(Dataset entries)
============================================================

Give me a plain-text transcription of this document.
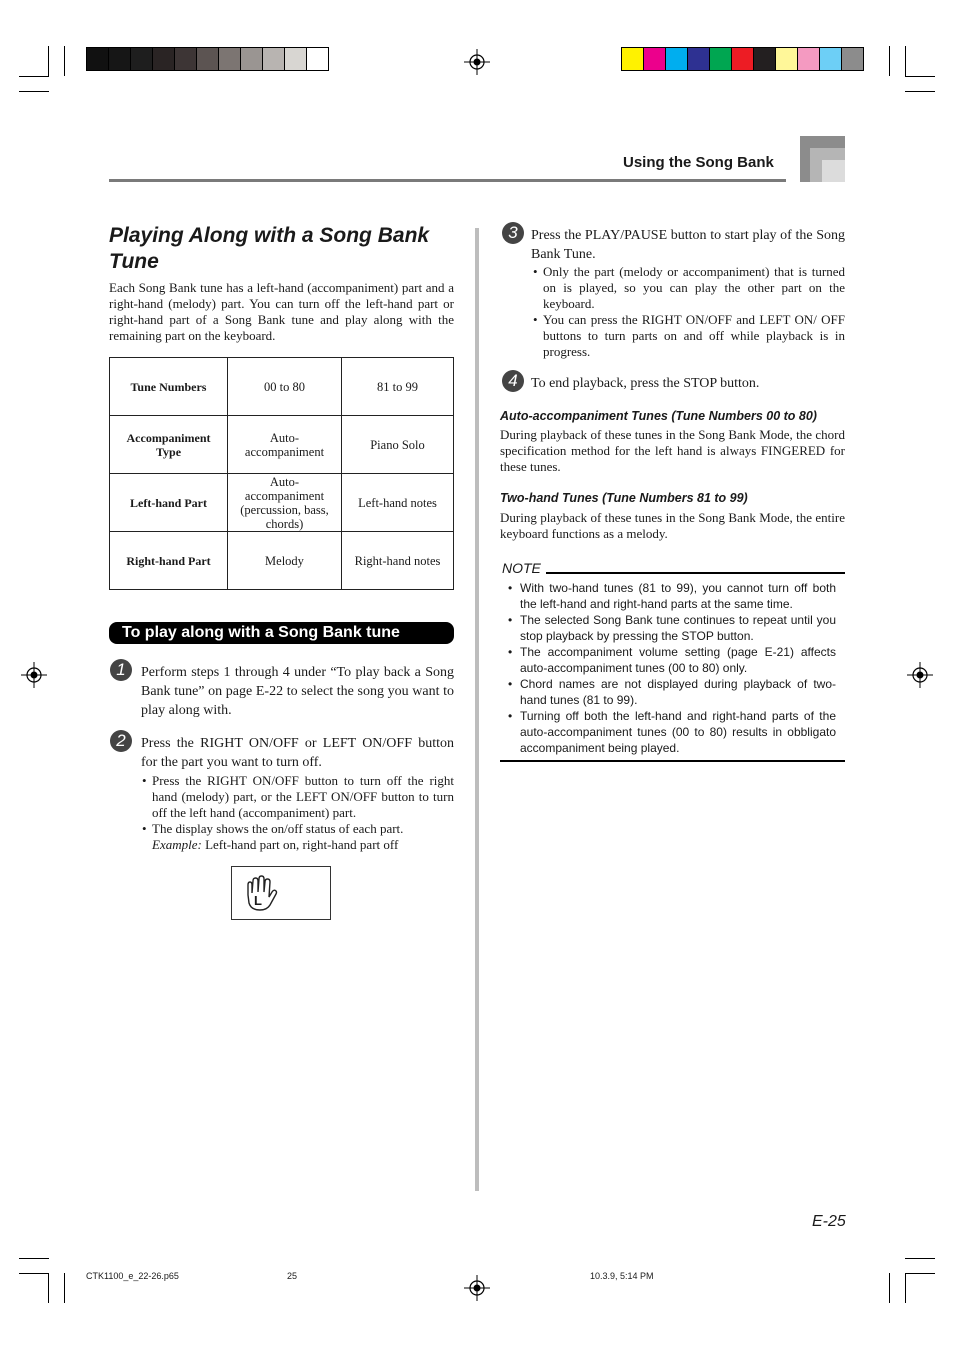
Using the Song Bank
Playing Along with a Song Bank Tune
Each Song Bank tune has a left-hand (accompaniment) part and a right-hand (melody) part. You can turn off the left-hand part or right-hand part of a Song Bank tune and play along with the remaining part on the keyboard.
Tune Numbers	00 to 80	81 to 99
Accompaniment Type	Auto-accompaniment	Piano Solo
Left-hand Part	Auto-accompaniment (percussion, bass, chords)	Left-hand notes
Right-hand Part	Melody	Right-hand notes
To play along with a Song Bank tune
1	Perform steps 1 through 4 under “To play back a Song Bank tune” on page E-22 to select the song you want to play along with.
2	Press the RIGHT ON/OFF or LEFT ON/OFF button for the part you want to turn off.
• Press the RIGHT ON/OFF button to turn off the right hand (melody) part, or the LEFT ON/OFF button to turn off the left hand (accompaniment) part.
• The display shows the on/off status of each part.
Example: Left-hand part on, right-hand part off
L
3 Press the PLAY/PAUSE button to start play of the Song Bank Tune.
• Only the part (melody or accompaniment) that is turned on is played, so you can play the other part on the keyboard.
• You can press the RIGHT ON/OFF and LEFT ON/ OFF buttons to turn parts on and off while playback is in progress.
4 To end playback, press the STOP button.
Auto-accompaniment Tunes (Tune Numbers 00 to 80)
During playback of these tunes in the Song Bank Mode, the chord specification method for the left hand is always FINGERED for these tunes.
Two-hand Tunes (Tune Numbers 81 to 99)
During playback of these tunes in the Song Bank Mode, the entire keyboard functions as a melody.
NOTE
• With two-hand tunes (81 to 99), you cannot turn off both the left-hand and right-hand parts at the same time.
• The selected Song Bank tune continues to repeat until you stop playback by pressing the STOP button.
• The accompaniment volume setting (page E-21) affects auto-accompaniment tunes (00 to 80) only.
• Chord names are not displayed during playback of two-hand tunes (81 to 99).
• Turning off both the left-hand and right-hand parts of the auto-accompaniment tunes (00 to 80) results in obbligato accompaniment being played.
E-25
CTK1100_e_22-26.p65	25	10.3.9, 5:14 PM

============================================================

_SHORT PROBLEM_. List every line above containing the word "these".

_PROBLEM SOLUTION_.
During playback of these tunes in the Song Bank Mode, the chord specification method for the left hand is always FINGERED for these tunes.
During playback of these tunes in the Song Bank Mode, the entire keyboard functions as a melody.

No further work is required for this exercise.